Document passage -
▼

The European Action Plan also advocates for a drastic reduction (or elimination) of trans fats. Trans fats, which are fats that have been artificially hardened through the process of partial hydrogenation, are largely found in industrial food products, although they are known to cause negative effects on health (see Trade Perspectives, Issue No. 10 of 15 May 2015). In 2010, the European Food Safety Authority (i.e., EFSA) indicated that trans fat intakes should be “as low as is possible”, which led governments in a number of European countries (including Austria, Denmark, Hungary, Iceland and Switzerland) to adopt measures to legally limit the content of trans fats in foodstuffs. In particular, governments set the limit at 2g of trans fat per every 100g of fat, a threshold that appears to be scientifically justified (see Trade Perspectives, Issue No. 15 of 26 July 2013).
Additional policy instruments endorsed by the WHO’s European Action Plan are food labelling schemes, particularly those that help consumers understand foods’ nutritional properties by providing front-of-pack interpretative explanations. In the EU, the Food Information Regulation (i.e., Regulation (EU) No. 1169/2011 of the European Parliament and of the Council of 25 October 2011 on the provision of food information to consumers, hereinafter FIR) lays down requirements on food labelling. However, the FIR also leaves room for voluntary labelling schemes as long as, inter alia, they are based on scientific evidence and are not misleading for consumers, non-discriminatory and do not create obstacles to the free movement of goods. In this sense, a number of food business operators in certain EU Member States have recently started to include so-called ‘traffic light’ nutrition labelling schemes in their products (which, essentially, attribute a colour coding to specific food components, such as sugar, fat, salt and energy). Although these schemes remain voluntary and circumscribed to the private sector, the UK Food Standards Agency recommended them in June 2013 (see Trade Perspectives, Issue No. 19 of 17 October 2014) and, reportedly, France will regulate their use in the near future.
Sources suggest that Ukraine intends to implement its nutrition plan between 2015 and 2017, and that it will address not only the issues indicated above, but also other matters, such as the regulation of the permitted content of saturated fats in foods. Although the WHO’s recommendations may be looked at as authoritative, despite lacking any binding force, any measure adopted pursuant to them will still be subject to the adopting country’s relevant international obligations, including those stemming from the WTO. Under the WTO legal framework, measures must not discriminate between products according to their origin. In addition, they need to be scientifically justified and must not be more trade-restrictive than necessary to achieve a legitimate objective. Arguably, an eventual measure capping the content of saturated fats in foodstuffs (a possibility that has been reported) may run the risk of being in conflict with these fundamental principles, de facto if not de jure.
It remains to be seen what impact the WHO’s recommendations will have on Ukraine’s legislative framework and domestic priorities. The developments in Ukraine will be interesting for other countries and regions, including for the EU, which appears to be in the process of finalising the report on the presence of trans fats in foods, as required by the FIR. Should the report be accompanied by a legislative proposal, it will be interesting to see which (if any) of the abovementioned options will be endorsed. In that context, any measure needs not only to comply with the EU’s WTO obligations, but also to be aligned with the rules governing the EU’s internal market, namely that schemes do not pose obstacles to the free movement of goods and, in the case of fiscal measures, that they do not amount to discriminatory taxation. Operators involved in the relevant sectors are advised to closely monitor all related developments and ensure that legislation seeking to address legitimate public health concerns does not result in instances of misinformation, misregulation and/or discrimination, which would defeat the well-intended purpose of the concerned measures.

▲

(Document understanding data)
▼

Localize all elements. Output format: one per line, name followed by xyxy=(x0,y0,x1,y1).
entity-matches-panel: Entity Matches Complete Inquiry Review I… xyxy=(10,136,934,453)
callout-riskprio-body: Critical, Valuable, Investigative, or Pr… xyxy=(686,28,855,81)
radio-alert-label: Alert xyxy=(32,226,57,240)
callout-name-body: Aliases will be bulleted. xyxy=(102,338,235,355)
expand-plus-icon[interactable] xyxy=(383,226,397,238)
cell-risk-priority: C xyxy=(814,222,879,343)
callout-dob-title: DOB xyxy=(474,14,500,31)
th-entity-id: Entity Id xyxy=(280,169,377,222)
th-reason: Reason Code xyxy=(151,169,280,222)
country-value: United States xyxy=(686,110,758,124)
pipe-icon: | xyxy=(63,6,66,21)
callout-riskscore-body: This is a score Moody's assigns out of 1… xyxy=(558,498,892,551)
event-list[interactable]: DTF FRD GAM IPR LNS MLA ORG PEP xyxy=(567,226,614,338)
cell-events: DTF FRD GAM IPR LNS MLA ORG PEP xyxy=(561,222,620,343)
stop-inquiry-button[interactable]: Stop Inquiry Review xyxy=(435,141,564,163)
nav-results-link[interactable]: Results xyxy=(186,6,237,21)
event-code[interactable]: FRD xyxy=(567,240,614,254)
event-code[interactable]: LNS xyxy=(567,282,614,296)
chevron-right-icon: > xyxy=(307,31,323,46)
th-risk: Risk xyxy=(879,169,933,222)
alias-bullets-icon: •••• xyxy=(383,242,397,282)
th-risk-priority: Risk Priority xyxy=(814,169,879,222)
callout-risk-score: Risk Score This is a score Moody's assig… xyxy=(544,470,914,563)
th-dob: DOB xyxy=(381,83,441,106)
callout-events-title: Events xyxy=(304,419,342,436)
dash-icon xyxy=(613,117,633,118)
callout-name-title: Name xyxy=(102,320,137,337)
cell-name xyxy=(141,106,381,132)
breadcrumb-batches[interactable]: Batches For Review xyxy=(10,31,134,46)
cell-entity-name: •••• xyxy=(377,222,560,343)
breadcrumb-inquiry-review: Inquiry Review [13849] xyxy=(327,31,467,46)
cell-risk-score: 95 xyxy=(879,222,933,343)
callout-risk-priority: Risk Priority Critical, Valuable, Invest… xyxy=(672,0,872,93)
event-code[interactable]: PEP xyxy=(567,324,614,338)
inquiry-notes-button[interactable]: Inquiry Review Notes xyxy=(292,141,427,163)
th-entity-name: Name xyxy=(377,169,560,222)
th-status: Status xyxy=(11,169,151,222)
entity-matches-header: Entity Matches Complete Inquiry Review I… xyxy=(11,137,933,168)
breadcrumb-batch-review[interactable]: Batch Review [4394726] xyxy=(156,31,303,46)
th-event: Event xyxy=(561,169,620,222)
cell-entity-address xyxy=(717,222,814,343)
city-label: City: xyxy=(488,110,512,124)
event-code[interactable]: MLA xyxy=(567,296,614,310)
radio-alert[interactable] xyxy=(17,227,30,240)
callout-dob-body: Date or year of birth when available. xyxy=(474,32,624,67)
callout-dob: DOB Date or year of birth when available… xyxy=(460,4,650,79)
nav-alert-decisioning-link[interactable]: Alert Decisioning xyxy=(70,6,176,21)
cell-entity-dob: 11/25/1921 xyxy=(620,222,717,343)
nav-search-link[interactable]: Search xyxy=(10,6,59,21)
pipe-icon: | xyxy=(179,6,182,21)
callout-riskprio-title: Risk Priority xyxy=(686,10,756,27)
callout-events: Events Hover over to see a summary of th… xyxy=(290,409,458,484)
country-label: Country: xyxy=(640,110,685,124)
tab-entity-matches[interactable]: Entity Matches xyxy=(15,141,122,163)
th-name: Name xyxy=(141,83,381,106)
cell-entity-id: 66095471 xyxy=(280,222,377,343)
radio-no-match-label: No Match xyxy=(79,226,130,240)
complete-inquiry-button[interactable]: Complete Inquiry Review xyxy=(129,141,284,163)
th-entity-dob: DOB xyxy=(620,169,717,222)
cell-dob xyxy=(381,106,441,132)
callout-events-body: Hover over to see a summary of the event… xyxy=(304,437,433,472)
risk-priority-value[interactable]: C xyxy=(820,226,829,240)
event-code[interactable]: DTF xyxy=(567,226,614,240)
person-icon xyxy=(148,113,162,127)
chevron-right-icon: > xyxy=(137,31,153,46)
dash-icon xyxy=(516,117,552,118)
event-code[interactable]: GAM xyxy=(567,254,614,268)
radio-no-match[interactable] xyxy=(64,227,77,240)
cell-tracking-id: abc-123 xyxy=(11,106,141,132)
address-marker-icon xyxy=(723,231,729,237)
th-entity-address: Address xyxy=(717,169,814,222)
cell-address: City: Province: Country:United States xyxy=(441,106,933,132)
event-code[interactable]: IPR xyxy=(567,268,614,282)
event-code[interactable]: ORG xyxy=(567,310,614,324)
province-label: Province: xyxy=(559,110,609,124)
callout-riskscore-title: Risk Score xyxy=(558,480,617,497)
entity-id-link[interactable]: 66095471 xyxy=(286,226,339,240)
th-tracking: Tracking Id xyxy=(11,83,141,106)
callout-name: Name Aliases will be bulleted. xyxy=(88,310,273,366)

▲

Exercise instructions - In the passage on nutrition policy, what legal limit on trans fat content did several European governments set?

Solved problem - 2g of trans fat per every 100g of fat.